» Problem to solve
Extract the full listing verbatim and drop any pictures from your copy.

--

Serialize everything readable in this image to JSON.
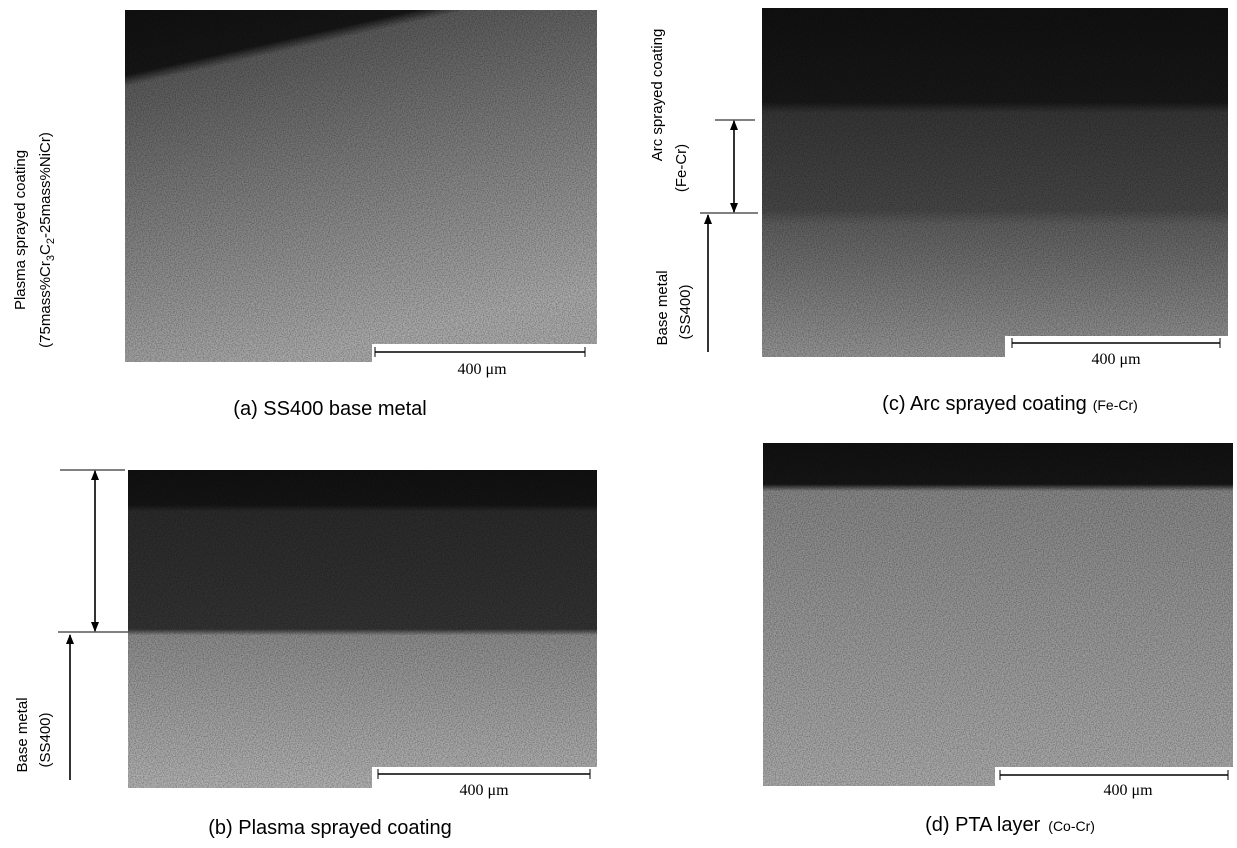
{
  "panels": [
    {
      "caption": "(a)  SS400 base metal",
      "scale": "400 μm"
    },
    {
      "caption": "(b)  Plasma sprayed coating",
      "scale": "400 μm",
      "annotations": {
        "coating": "Plasma sprayed coating",
        "formula": [
          "(75mass%Cr",
          "3",
          "C",
          "2",
          "-25mass%NiCr)"
        ],
        "base": "Base metal",
        "base_sub": "(SS400)"
      }
    },
    {
      "caption": "(c)  Arc sprayed coating",
      "caption_sub": "(Fe-Cr)",
      "scale": "400 μm",
      "annotations": {
        "coating": "Arc sprayed coating",
        "coating_sub": "(Fe-Cr)",
        "base": "Base metal",
        "base_sub": "(SS400)"
      }
    },
    {
      "caption": "(d)  PTA layer",
      "caption_sub": "(Co-Cr)",
      "scale": "400 μm"
    }
  ]
}
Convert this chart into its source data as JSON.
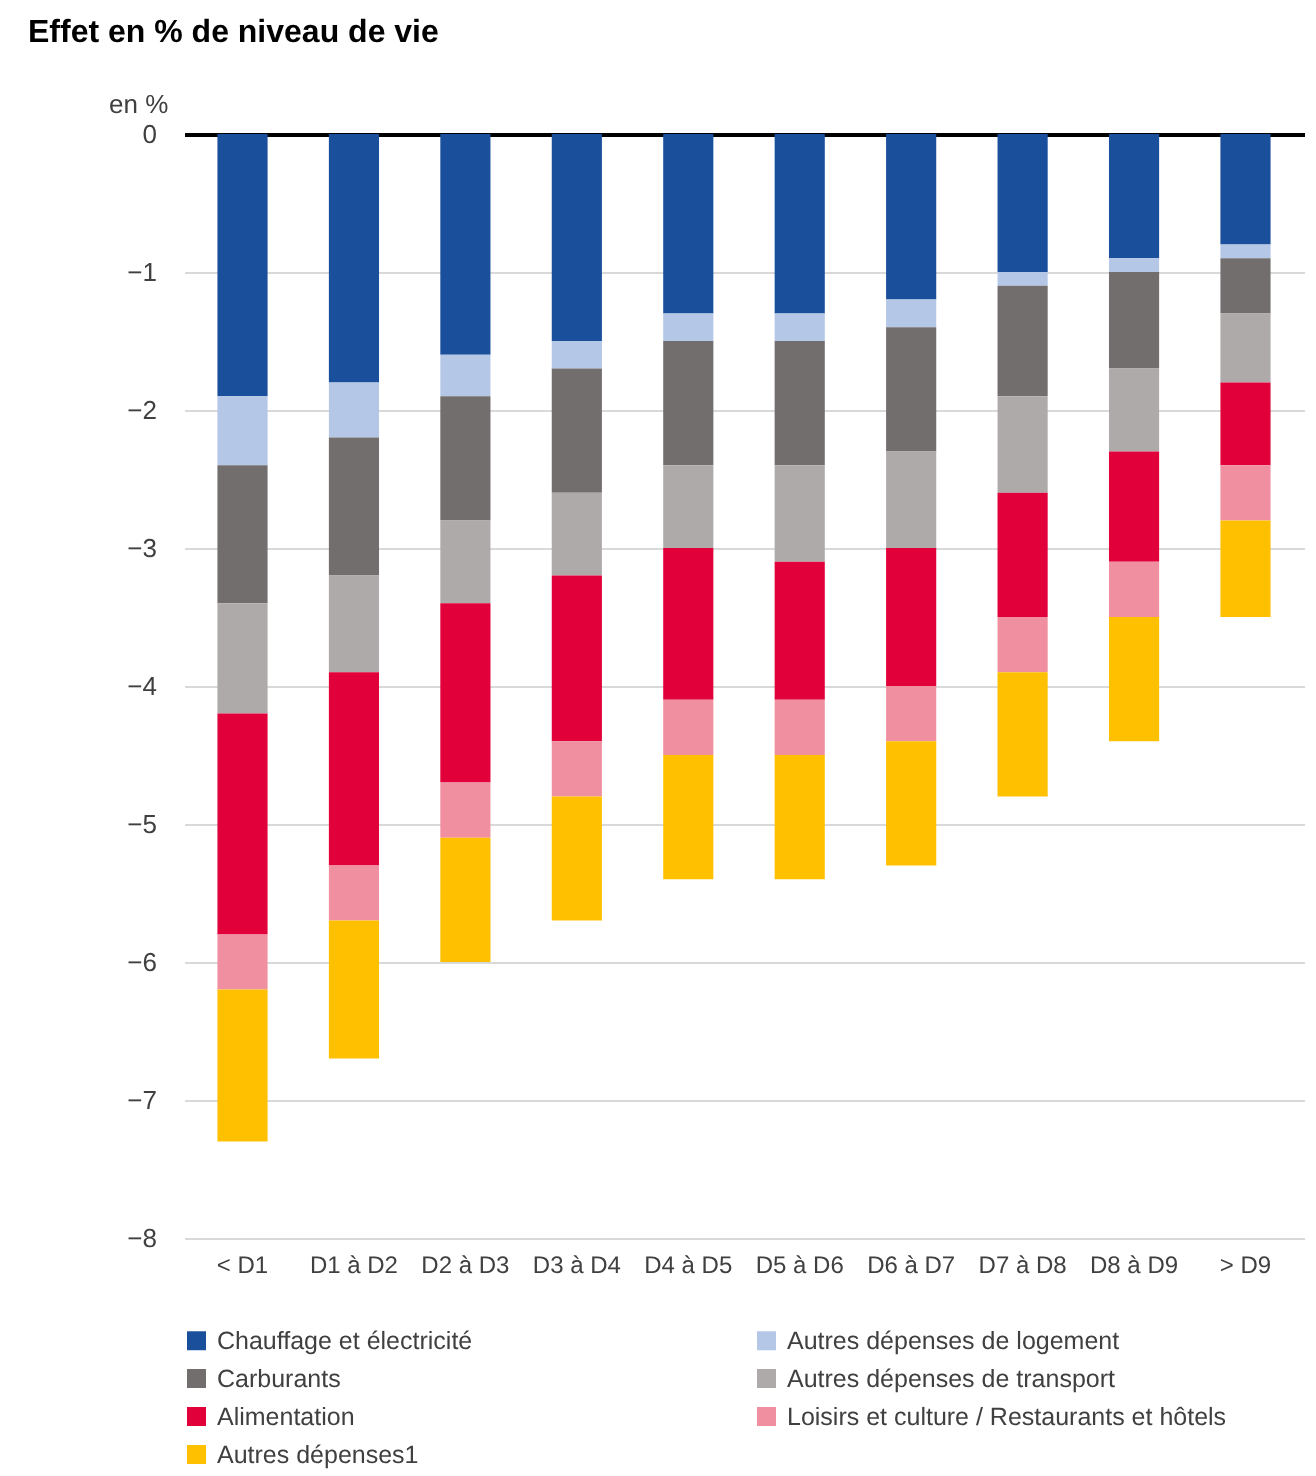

--

» Full solution
Serialize everything readable in this image to JSON.
{
  "panels": [
    {
      "caption": "(a)  SS400 base metal",
      "scale": "400 μm"
    },
    {
      "caption": "(b)  Plasma sprayed coating",
      "scale": "400 μm",
      "annotations": {
        "coating": "Plasma sprayed coating",
        "formula": [
          "(75mass%Cr",
          "3",
          "C",
          "2",
          "-25mass%NiCr)"
        ],
        "base": "Base metal",
        "base_sub": "(SS400)"
      }
    },
    {
      "caption": "(c)  Arc sprayed coating",
      "caption_sub": "(Fe-Cr)",
      "scale": "400 μm",
      "annotations": {
        "coating": "Arc sprayed coating",
        "coating_sub": "(Fe-Cr)",
        "base": "Base metal",
        "base_sub": "(SS400)"
      }
    },
    {
      "caption": "(d)  PTA layer",
      "caption_sub": "(Co-Cr)",
      "scale": "400 μm"
    }
  ]
}
Convert this chart into its source data as JSON.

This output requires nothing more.